**Collected data entries**:
-- Start --
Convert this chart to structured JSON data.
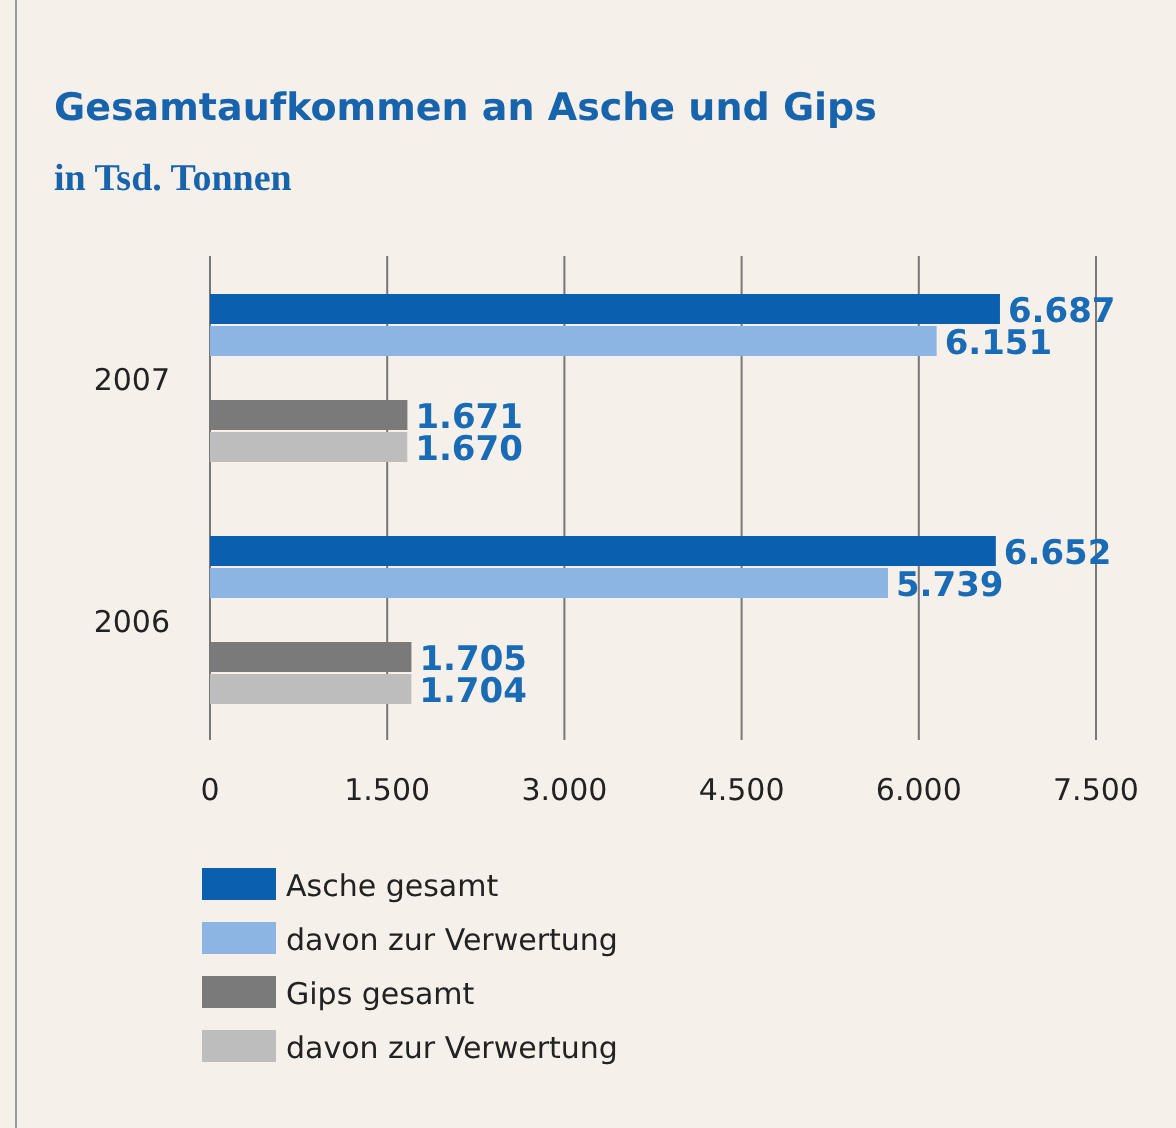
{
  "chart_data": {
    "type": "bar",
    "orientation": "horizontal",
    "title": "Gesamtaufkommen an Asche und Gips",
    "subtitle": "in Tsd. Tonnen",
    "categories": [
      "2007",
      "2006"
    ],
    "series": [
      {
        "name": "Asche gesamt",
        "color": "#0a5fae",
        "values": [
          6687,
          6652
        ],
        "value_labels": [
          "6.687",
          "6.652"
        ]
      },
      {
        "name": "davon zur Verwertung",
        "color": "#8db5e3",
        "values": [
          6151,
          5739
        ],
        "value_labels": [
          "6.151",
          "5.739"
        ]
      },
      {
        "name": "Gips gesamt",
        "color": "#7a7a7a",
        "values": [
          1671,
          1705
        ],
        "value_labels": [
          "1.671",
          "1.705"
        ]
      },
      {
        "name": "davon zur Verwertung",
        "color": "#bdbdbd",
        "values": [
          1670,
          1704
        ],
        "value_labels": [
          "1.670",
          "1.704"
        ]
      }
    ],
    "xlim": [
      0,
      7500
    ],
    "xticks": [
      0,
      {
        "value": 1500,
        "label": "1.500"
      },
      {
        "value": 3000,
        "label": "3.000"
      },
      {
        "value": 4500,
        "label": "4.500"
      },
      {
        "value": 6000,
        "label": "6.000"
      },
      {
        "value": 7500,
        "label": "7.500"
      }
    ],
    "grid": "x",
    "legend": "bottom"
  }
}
-- End --
-- Start --
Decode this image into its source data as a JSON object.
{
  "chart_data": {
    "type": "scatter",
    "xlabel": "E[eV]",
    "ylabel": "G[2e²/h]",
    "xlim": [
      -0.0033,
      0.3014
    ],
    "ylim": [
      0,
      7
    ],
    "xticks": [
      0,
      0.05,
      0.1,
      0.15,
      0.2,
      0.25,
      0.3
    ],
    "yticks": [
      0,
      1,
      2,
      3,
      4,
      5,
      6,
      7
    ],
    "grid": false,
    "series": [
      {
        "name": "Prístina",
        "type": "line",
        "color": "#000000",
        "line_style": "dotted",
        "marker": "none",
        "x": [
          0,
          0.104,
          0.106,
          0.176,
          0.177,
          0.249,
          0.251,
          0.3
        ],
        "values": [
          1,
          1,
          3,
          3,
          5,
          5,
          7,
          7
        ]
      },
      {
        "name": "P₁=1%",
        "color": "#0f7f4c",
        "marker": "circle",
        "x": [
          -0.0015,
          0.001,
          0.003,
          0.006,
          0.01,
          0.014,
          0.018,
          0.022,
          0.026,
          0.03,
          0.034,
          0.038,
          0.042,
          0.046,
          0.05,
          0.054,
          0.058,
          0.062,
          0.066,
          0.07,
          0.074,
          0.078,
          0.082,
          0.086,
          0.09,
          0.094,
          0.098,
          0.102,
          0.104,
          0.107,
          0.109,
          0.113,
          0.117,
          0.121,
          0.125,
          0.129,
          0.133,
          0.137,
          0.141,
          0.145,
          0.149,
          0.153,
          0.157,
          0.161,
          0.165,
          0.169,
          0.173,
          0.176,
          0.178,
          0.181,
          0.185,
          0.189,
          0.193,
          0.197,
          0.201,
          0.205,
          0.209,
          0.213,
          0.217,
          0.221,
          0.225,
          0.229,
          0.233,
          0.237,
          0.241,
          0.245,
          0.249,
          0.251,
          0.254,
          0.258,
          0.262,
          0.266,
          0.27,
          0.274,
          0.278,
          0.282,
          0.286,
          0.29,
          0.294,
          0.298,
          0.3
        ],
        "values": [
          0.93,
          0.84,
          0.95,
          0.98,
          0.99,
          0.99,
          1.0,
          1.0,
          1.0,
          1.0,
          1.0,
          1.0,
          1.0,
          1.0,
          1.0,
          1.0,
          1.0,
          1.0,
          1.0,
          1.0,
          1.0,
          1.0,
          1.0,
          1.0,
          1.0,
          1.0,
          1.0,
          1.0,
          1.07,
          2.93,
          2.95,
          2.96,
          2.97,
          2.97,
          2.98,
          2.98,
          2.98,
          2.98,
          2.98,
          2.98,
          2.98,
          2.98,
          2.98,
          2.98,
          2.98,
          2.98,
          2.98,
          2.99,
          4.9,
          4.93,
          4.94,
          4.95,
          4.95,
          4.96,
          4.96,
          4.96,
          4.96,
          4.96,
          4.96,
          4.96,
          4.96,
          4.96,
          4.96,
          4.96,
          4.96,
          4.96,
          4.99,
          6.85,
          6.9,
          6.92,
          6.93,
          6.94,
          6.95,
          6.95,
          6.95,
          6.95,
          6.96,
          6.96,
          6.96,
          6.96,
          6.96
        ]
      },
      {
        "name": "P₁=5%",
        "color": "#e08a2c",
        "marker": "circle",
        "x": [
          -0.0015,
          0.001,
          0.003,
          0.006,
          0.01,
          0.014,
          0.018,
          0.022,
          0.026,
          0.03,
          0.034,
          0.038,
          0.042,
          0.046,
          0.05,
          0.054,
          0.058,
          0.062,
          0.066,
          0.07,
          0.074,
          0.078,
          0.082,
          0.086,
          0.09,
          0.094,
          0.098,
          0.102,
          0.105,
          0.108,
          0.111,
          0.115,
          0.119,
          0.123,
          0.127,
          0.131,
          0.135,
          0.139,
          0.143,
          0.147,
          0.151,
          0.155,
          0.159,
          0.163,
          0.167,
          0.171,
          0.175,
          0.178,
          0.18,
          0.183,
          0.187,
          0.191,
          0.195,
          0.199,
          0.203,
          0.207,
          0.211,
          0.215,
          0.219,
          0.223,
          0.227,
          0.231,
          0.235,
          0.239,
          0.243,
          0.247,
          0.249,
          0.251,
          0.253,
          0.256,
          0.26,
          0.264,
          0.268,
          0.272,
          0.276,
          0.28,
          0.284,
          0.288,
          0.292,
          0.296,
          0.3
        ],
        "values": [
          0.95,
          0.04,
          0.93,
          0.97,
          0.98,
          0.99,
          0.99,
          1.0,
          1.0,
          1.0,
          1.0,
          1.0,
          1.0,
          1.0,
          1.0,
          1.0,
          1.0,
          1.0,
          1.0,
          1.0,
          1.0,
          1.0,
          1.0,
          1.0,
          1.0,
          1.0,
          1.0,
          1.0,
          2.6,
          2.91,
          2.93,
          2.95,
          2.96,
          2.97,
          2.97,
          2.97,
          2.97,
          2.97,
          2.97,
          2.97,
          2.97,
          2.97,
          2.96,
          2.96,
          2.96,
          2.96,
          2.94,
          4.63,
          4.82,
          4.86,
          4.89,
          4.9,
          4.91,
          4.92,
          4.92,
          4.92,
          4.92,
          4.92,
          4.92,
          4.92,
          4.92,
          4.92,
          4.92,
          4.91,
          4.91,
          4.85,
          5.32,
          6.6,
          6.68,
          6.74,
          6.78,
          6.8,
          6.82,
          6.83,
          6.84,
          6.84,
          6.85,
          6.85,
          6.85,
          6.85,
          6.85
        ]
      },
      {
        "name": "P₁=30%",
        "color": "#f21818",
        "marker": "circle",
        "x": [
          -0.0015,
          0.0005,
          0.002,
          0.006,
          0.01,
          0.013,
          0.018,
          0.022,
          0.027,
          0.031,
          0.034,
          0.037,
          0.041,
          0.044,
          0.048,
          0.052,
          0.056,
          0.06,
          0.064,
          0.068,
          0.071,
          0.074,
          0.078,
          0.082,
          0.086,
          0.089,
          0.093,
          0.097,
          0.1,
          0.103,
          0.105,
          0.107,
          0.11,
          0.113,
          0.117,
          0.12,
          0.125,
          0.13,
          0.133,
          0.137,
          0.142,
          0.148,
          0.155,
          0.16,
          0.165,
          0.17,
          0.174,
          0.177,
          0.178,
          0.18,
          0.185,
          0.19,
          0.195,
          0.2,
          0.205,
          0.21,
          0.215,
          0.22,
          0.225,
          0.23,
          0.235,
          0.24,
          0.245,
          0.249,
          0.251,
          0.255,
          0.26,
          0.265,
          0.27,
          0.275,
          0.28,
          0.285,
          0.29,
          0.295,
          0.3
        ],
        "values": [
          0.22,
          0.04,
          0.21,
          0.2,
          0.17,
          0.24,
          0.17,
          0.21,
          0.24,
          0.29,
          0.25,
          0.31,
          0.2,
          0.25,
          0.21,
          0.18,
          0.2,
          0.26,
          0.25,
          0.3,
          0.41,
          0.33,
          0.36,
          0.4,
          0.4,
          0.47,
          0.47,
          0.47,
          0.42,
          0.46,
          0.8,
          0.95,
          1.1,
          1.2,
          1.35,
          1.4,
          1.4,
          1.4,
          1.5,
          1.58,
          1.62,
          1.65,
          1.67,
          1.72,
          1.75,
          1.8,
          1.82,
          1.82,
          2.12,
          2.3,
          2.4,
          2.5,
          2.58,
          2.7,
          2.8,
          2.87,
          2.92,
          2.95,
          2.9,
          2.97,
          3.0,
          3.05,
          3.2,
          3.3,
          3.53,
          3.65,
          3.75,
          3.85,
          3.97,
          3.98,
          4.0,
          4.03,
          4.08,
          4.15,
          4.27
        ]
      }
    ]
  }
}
-- End --
-- Start --
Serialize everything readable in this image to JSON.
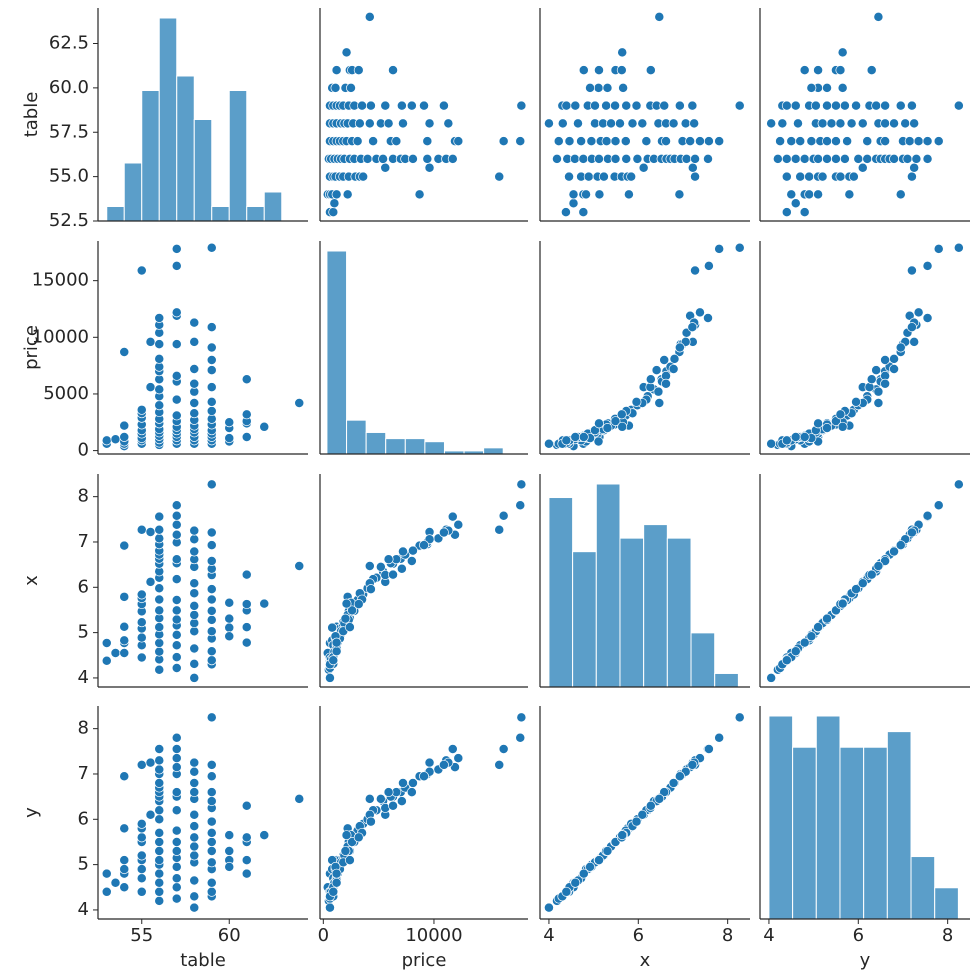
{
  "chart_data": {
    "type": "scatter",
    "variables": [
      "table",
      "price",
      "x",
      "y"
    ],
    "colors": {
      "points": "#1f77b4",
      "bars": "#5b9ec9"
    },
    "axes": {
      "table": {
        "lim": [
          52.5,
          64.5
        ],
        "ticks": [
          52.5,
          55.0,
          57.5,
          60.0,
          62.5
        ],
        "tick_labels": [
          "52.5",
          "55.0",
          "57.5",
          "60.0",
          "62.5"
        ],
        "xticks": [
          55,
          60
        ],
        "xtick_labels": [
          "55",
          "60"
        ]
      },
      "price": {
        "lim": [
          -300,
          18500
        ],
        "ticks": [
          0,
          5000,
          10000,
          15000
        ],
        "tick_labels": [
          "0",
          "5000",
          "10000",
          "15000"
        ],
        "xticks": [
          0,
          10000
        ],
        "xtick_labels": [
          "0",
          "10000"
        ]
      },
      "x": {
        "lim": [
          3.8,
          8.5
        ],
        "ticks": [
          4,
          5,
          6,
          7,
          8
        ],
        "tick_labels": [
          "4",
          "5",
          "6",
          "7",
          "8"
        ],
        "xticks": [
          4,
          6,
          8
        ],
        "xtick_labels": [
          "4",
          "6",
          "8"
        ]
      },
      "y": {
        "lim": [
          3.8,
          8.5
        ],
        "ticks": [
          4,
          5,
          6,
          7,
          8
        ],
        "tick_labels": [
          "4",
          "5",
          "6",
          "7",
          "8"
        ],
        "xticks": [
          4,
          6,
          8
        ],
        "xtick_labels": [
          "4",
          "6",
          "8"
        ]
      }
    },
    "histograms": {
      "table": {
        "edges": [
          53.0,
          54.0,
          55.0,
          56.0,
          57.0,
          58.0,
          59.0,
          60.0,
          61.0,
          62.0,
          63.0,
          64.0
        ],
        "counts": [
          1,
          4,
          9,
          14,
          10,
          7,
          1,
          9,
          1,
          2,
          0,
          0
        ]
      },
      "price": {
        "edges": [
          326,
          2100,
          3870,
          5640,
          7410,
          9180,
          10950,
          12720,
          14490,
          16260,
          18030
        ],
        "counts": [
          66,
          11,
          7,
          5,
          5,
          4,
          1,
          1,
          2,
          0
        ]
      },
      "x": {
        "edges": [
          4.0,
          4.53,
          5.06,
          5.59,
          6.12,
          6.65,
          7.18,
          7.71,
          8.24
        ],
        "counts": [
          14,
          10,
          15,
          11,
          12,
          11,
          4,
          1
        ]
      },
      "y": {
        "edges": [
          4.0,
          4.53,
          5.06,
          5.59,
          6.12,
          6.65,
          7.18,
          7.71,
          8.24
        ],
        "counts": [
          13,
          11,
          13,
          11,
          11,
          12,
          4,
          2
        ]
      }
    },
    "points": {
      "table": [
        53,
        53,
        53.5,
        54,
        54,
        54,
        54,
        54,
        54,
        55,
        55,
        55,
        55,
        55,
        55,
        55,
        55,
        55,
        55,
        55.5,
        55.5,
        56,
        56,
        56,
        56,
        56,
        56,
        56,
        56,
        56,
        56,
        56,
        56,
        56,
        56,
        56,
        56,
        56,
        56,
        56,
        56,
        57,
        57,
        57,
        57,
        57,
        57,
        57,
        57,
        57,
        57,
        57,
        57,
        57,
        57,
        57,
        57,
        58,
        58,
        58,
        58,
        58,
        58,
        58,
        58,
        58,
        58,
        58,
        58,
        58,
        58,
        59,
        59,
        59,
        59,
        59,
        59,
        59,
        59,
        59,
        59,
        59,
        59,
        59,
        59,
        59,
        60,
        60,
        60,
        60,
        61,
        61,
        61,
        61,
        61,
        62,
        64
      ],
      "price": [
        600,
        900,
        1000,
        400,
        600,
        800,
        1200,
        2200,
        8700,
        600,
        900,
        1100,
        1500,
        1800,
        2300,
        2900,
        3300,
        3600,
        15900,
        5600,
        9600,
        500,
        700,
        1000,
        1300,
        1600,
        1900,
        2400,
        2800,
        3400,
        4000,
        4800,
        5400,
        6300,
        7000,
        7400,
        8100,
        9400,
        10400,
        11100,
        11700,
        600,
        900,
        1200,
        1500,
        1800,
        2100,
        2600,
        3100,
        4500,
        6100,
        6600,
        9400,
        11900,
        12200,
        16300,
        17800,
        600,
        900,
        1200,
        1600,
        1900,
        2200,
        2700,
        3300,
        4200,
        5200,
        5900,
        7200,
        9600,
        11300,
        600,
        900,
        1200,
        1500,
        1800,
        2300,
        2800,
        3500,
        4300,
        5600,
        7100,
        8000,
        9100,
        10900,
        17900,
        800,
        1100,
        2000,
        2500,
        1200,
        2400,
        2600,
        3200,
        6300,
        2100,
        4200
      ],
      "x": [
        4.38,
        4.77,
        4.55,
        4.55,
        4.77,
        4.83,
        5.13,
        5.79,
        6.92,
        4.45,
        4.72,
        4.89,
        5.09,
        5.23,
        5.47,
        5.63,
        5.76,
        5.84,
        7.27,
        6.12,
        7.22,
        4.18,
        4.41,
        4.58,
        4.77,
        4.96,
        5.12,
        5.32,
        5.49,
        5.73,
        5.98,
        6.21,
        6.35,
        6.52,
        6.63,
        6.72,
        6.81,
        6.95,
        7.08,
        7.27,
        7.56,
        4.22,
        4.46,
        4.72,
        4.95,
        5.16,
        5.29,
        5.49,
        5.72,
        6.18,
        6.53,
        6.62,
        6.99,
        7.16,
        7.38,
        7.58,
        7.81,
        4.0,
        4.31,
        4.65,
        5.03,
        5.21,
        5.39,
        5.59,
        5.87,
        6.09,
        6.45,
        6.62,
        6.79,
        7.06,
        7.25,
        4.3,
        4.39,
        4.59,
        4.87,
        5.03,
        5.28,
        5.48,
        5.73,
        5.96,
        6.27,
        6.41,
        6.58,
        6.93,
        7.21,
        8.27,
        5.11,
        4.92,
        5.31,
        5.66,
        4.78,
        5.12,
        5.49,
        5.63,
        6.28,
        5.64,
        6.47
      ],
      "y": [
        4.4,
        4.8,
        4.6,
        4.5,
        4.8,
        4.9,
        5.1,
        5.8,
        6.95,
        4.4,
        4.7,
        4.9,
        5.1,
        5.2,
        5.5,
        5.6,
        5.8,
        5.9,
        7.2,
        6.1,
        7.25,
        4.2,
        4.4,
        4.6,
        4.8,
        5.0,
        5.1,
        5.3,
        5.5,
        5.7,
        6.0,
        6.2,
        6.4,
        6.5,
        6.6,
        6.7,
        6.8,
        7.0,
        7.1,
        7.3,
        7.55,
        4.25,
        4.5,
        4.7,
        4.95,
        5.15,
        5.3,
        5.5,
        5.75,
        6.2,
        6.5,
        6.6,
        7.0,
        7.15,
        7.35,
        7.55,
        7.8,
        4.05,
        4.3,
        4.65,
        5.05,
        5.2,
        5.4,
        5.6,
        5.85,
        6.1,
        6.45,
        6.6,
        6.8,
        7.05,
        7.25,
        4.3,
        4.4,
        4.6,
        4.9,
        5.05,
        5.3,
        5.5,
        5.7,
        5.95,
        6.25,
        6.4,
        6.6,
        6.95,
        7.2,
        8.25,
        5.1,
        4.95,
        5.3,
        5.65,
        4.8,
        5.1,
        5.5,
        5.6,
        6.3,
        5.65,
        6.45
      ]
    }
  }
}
-- End --
**What you have to do**:
Read through the lines above and collect those that contain the string "Asche".

**Finished exercise**:
    "title": "Gesamtaufkommen an Asche und Gips",
        "name": "Asche gesamt",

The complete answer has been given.